▸ **Given instruction**: Below are some records; give them all again exactly, but not the pictures.

Recorded data:
------------------------------------
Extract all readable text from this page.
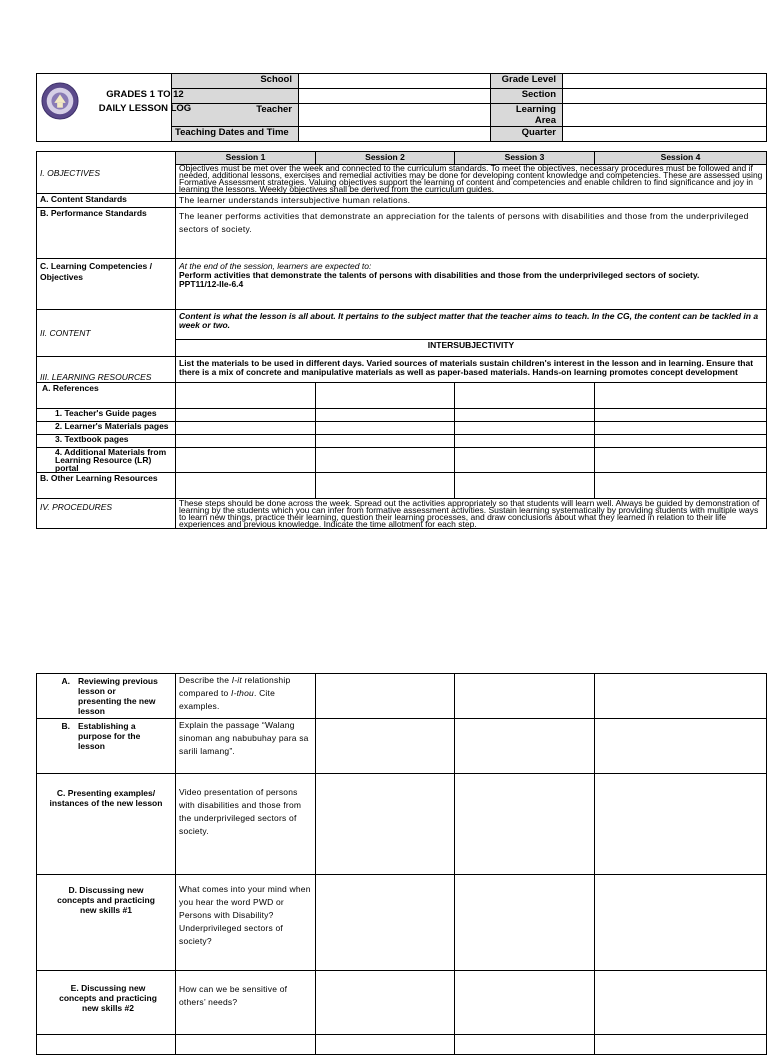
GRADES 1 TO 12
DAILY LESSON LOG	School		Grade Level	
			Section	
	Teacher		Learning Area	
	Teaching Dates and Time		Quarter	
I. OBJECTIVES	Session 1	Session 2	Session 3	Session 4
	Objectives must be met over the week and connected to the curriculum standards. To meet the objectives, necessary procedures must be followed and if needed, additional lessons, exercises and remedial activities may be done for developing content knowledge and competencies. These are assessed using Formative Assessment strategies. Valuing objectives support the learning of content and competencies and enable children to find significance and joy in learning the lessons. Weekly objectives shall be derived from the curriculum guides.			
A. Content Standards	The learner understands intersubjective human relations.			
B. Performance Standards	The leaner performs activities that demonstrate an appreciation for the talents of persons with disabilities and those from the underprivileged sectors of society.			
C. Learning Competencies / Objectives	At the end of the session, learners are expected to:
Perform activities that demonstrate the talents of persons with disabilities and those from the underprivileged sectors of society.
PPT11/12-IIe-6.4			

II. CONTENT	Content is what the lesson is all about. It pertains to the subject matter that the teacher aims to teach. In the CG, the content can be tackled in a week or two.			
	INTERSUBJECTIVITY			
III. LEARNING RESOURCES	List the materials to be used in different days. Varied sources of materials sustain children's interest in the lesson and in learning. Ensure that there is a mix of concrete and manipulative materials as well as paper-based materials. Hands-on learning promotes concept development			
A. References				
1. Teacher's Guide pages				
2. Learner's Materials pages				
3. Textbook pages				
4. Additional Materials from Learning Resource (LR) portal				
B. Other Learning Resources				
IV. PROCEDURES	These steps should be done across the week. Spread out the activities appropriately so that students will learn well. Always be guided by demonstration of learning by the students which you can infer from formative assessment activities. Sustain learning systematically by providing students with multiple ways to learn new things, practice their learning, question their learning processes, and draw conclusions about what they learned in relation to their life experiences and previous knowledge. Indicate the time allotment for each step.			
A. Reviewing previous lesson or presenting the new lesson	Describe the I-it relationship compared to I-thou. Cite examples.			

B. Establishing a purpose for the lesson	Explain the passage “Walang sinoman ang nabubuhay para sa sarili lamang”.			
C. Presenting examples/ instances of the new lesson	Video presentation of persons with disabilities and those from the underprivileged sectors of society.			
D. Discussing new concepts and practicing new skills #1	What comes into your mind when you hear the word PWD or Persons with Disability? Underprivileged sectors of society?			
E. Discussing new concepts and practicing new skills #2	How can we be sensitive of others’ needs?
------------------------------------
▸ **Problem solution**:
Extract all readable text from this page.
GRADES 1 TO 12
DAILY LESSON LOG	School		Grade Level	
			Section	
	Teacher		Learning Area	
	Teaching Dates and Time		Quarter	
I. OBJECTIVES	Session 1	Session 2	Session 3	Session 4
	Objectives must be met over the week and connected to the curriculum standards. To meet the objectives, necessary procedures must be followed and if needed, additional lessons, exercises and remedial activities may be done for developing content knowledge and competencies. These are assessed using Formative Assessment strategies. Valuing objectives support the learning of content and competencies and enable children to find significance and joy in learning the lessons. Weekly objectives shall be derived from the curriculum guides.			
A. Content Standards	The learner understands intersubjective human relations.			
B. Performance Standards	The leaner performs activities that demonstrate an appreciation for the talents of persons with disabilities and those from the underprivileged sectors of society.			
C. Learning Competencies / Objectives	At the end of the session, learners are expected to:
Perform activities that demonstrate the talents of persons with disabilities and those from the underprivileged sectors of society.
PPT11/12-IIe-6.4			

II. CONTENT	Content is what the lesson is all about. It pertains to the subject matter that the teacher aims to teach. In the CG, the content can be tackled in a week or two.			
	INTERSUBJECTIVITY			
III. LEARNING RESOURCES	List the materials to be used in different days. Varied sources of materials sustain children's interest in the lesson and in learning. Ensure that there is a mix of concrete and manipulative materials as well as paper-based materials. Hands-on learning promotes concept development			
A. References				
1. Teacher's Guide pages				
2. Learner's Materials pages				
3. Textbook pages				
4. Additional Materials from Learning Resource (LR) portal				
B. Other Learning Resources				
IV. PROCEDURES	These steps should be done across the week. Spread out the activities appropriately so that students will learn well. Always be guided by demonstration of learning by the students which you can infer from formative assessment activities. Sustain learning systematically by providing students with multiple ways to learn new things, practice their learning, question their learning processes, and draw conclusions about what they learned in relation to their life experiences and previous knowledge. Indicate the time allotment for each step.			
A. Reviewing previous lesson or presenting the new lesson	Describe the I-it relationship compared to I-thou. Cite examples.			

B. Establishing a purpose for the lesson	Explain the passage “Walang sinoman ang nabubuhay para sa sarili lamang”.			
C. Presenting examples/ instances of the new lesson	Video presentation of persons with disabilities and those from the underprivileged sectors of society.			
D. Discussing new concepts and practicing new skills #1	What comes into your mind when you hear the word PWD or Persons with Disability? Underprivileged sectors of society?			
E. Discussing new concepts and practicing new skills #2	How can we be sensitive of others’ needs?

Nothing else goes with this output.